### Stated exercise
Transcribe all of the records precisely as they are presented.

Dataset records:
>> start
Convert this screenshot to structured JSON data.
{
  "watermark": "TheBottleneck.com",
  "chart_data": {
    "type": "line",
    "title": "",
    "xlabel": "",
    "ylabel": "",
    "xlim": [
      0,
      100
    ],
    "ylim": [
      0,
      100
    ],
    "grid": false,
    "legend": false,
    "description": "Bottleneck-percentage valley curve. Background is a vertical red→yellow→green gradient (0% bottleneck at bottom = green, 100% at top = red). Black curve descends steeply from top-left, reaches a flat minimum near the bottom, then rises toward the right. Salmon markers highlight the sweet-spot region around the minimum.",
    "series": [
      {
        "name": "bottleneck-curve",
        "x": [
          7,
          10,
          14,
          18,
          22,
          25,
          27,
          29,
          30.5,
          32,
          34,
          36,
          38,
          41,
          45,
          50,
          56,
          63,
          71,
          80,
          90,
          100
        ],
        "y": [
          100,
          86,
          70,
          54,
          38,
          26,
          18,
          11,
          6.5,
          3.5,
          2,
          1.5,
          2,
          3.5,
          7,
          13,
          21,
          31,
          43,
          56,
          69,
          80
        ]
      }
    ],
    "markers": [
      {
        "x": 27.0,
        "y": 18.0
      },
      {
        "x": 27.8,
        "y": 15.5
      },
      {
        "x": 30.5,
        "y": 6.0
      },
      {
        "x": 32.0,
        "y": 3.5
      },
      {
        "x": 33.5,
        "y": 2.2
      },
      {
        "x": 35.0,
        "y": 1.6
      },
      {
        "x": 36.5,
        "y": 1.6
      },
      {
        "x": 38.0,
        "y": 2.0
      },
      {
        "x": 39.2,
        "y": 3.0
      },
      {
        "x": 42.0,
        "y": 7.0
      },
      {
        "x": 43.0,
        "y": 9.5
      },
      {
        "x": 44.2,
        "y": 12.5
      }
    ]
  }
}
>> end
### Full answer
Convert this screenshot to structured JSON data.
{
  "watermark": "TheBottleneck.com",
  "chart_data": {
    "type": "line",
    "title": "",
    "xlabel": "",
    "ylabel": "",
    "xlim": [
      0,
      100
    ],
    "ylim": [
      0,
      100
    ],
    "grid": false,
    "legend": false,
    "description": "Bottleneck-percentage valley curve. Background is a vertical red→yellow→green gradient (0% bottleneck at bottom = green, 100% at top = red). Black curve descends steeply from top-left, reaches a flat minimum near the bottom, then rises toward the right. Salmon markers highlight the sweet-spot region around the minimum.",
    "series": [
      {
        "name": "bottleneck-curve",
        "x": [
          7,
          10,
          14,
          18,
          22,
          25,
          27,
          29,
          30.5,
          32,
          34,
          36,
          38,
          41,
          45,
          50,
          56,
          63,
          71,
          80,
          90,
          100
        ],
        "y": [
          100,
          86,
          70,
          54,
          38,
          26,
          18,
          11,
          6.5,
          3.5,
          2,
          1.5,
          2,
          3.5,
          7,
          13,
          21,
          31,
          43,
          56,
          69,
          80
        ]
      }
    ],
    "markers": [
      {
        "x": 27.0,
        "y": 18.0
      },
      {
        "x": 27.8,
        "y": 15.5
      },
      {
        "x": 30.5,
        "y": 6.0
      },
      {
        "x": 32.0,
        "y": 3.5
      },
      {
        "x": 33.5,
        "y": 2.2
      },
      {
        "x": 35.0,
        "y": 1.6
      },
      {
        "x": 36.5,
        "y": 1.6
      },
      {
        "x": 38.0,
        "y": 2.0
      },
      {
        "x": 39.2,
        "y": 3.0
      },
      {
        "x": 42.0,
        "y": 7.0
      },
      {
        "x": 43.0,
        "y": 9.5
      },
      {
        "x": 44.2,
        "y": 12.5
      }
    ]
  }
}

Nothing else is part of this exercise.